→ Do this
Search the records for "left". Copy every line where it appears.

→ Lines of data

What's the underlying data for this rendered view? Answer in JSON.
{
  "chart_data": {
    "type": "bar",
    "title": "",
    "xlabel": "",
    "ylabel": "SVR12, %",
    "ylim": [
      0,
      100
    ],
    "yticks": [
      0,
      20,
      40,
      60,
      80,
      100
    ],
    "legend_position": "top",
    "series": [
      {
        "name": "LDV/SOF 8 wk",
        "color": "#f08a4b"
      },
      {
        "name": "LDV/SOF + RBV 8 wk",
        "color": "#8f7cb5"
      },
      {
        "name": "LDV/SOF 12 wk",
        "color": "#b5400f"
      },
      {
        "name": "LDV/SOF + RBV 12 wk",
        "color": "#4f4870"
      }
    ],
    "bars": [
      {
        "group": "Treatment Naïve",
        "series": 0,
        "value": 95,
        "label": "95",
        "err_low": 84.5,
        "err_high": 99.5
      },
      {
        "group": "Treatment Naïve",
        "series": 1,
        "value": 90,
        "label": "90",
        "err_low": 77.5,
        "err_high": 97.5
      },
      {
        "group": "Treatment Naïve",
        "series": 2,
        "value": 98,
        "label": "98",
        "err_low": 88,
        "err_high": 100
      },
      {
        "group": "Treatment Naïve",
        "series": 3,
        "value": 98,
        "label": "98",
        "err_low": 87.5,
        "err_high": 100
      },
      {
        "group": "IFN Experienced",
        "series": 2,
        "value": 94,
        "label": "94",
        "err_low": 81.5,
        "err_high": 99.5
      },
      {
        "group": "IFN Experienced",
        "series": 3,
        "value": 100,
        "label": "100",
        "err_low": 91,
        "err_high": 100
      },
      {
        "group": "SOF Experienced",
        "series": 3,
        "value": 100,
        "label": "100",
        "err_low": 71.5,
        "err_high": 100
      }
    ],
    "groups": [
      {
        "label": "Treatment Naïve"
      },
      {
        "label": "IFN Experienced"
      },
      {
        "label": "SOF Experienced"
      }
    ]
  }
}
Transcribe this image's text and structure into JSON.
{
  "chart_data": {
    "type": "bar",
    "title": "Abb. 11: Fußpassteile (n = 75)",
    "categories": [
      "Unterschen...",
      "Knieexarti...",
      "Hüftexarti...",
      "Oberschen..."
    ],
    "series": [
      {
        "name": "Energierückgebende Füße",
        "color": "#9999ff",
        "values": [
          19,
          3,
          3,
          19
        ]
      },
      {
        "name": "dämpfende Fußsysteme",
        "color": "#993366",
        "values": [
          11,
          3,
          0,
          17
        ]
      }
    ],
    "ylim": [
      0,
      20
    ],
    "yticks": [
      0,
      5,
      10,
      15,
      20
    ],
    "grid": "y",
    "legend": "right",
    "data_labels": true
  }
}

==

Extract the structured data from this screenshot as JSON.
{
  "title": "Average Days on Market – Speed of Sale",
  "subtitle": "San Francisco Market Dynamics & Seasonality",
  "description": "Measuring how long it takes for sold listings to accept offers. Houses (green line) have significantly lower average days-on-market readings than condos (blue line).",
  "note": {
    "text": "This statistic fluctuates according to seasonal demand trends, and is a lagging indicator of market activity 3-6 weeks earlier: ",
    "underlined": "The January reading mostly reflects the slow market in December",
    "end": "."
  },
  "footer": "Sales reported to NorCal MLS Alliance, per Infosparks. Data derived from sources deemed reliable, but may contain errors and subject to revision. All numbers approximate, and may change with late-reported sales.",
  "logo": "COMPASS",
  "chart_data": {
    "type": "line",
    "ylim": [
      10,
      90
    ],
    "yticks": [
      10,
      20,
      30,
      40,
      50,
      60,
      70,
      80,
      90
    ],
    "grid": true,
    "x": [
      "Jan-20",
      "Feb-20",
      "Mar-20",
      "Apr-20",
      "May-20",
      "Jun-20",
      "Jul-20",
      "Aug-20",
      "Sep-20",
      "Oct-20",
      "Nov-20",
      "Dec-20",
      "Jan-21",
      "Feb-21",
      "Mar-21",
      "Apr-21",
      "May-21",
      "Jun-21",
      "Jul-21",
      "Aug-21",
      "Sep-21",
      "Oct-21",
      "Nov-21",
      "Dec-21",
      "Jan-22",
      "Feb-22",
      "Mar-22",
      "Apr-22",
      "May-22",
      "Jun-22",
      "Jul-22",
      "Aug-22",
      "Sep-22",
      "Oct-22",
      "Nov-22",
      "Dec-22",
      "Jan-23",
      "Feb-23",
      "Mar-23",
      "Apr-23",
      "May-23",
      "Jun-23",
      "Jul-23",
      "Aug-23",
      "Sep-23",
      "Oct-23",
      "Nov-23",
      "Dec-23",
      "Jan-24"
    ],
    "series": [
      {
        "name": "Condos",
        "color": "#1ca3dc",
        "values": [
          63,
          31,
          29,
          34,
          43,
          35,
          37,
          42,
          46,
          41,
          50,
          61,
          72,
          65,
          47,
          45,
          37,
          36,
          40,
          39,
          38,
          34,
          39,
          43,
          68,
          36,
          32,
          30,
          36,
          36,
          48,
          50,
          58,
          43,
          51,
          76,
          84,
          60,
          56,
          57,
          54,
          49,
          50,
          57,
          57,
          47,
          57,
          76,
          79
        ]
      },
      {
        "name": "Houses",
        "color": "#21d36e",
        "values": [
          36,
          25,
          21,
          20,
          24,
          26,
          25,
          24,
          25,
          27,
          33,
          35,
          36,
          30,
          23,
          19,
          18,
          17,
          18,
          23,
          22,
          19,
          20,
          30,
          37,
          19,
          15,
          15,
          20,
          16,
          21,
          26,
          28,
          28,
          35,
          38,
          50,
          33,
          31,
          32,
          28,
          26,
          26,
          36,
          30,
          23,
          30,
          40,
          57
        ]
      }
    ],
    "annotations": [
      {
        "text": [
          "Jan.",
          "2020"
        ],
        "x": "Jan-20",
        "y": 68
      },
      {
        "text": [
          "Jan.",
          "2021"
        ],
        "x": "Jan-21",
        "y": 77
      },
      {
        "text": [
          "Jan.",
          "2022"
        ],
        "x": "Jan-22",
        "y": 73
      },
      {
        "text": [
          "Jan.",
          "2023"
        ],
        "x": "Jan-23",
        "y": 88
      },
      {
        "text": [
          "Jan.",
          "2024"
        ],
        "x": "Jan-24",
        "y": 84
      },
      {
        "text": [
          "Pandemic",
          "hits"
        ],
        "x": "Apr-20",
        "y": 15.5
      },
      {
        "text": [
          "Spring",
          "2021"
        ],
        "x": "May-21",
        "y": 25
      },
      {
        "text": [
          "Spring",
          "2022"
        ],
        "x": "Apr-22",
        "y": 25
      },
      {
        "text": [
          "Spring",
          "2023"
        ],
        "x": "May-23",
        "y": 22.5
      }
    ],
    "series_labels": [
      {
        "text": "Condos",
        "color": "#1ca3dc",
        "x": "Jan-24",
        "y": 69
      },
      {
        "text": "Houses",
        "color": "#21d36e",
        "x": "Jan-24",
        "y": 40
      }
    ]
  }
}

--

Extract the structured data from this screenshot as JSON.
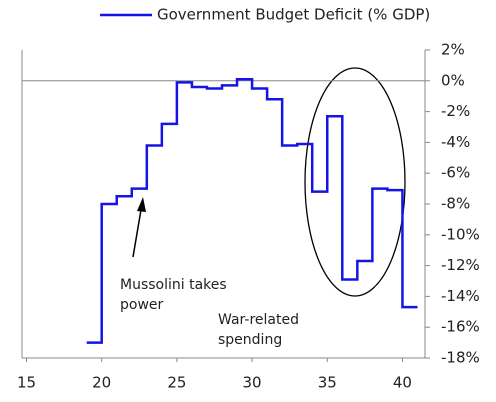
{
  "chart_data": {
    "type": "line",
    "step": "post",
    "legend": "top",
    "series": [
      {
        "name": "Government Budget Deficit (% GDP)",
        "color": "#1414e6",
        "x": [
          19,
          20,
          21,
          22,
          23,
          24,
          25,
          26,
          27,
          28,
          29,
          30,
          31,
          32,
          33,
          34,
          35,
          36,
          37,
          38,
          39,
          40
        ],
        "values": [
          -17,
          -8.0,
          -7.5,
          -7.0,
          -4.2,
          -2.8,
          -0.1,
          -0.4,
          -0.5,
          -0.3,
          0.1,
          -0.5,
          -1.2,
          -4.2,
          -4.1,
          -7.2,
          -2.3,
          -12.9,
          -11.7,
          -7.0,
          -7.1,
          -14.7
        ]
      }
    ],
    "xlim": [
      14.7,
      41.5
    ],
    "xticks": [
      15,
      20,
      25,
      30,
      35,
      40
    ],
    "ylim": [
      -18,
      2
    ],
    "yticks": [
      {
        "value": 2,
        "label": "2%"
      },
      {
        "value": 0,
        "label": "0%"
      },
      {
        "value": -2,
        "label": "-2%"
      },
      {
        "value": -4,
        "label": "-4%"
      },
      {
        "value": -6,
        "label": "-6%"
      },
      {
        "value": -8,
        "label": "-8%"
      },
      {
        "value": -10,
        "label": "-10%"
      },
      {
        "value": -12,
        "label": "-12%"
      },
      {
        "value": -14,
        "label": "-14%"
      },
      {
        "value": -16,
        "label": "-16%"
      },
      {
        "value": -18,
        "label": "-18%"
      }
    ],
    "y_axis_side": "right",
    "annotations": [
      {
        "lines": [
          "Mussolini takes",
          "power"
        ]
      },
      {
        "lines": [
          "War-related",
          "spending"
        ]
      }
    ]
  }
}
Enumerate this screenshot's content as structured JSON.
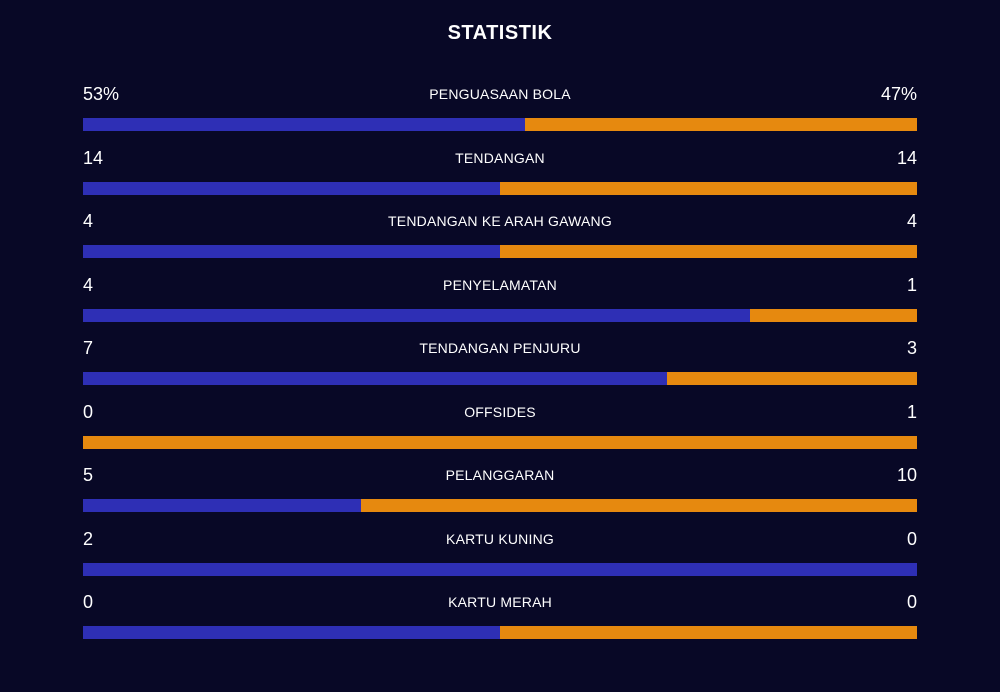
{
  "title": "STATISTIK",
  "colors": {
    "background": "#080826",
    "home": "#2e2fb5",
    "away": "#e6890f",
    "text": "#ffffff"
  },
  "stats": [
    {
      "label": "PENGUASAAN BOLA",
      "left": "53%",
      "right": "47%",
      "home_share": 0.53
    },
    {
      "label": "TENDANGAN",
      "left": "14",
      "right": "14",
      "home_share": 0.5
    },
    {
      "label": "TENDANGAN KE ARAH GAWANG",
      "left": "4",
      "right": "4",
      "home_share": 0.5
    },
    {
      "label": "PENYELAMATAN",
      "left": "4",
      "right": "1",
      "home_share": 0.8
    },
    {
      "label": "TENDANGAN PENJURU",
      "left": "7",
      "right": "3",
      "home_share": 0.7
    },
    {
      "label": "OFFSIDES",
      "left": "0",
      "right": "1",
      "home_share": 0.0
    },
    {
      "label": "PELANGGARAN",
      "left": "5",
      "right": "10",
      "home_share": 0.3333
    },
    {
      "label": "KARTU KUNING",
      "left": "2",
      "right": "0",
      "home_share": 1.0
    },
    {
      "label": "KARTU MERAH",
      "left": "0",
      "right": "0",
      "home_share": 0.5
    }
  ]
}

→ Task result
      "left": "53%",
      "left": "14",
      "left": "4",
      "left": "4",
      "left": "7",
      "left": "0",
      "left": "5",
      "left": "2",
      "left": "0",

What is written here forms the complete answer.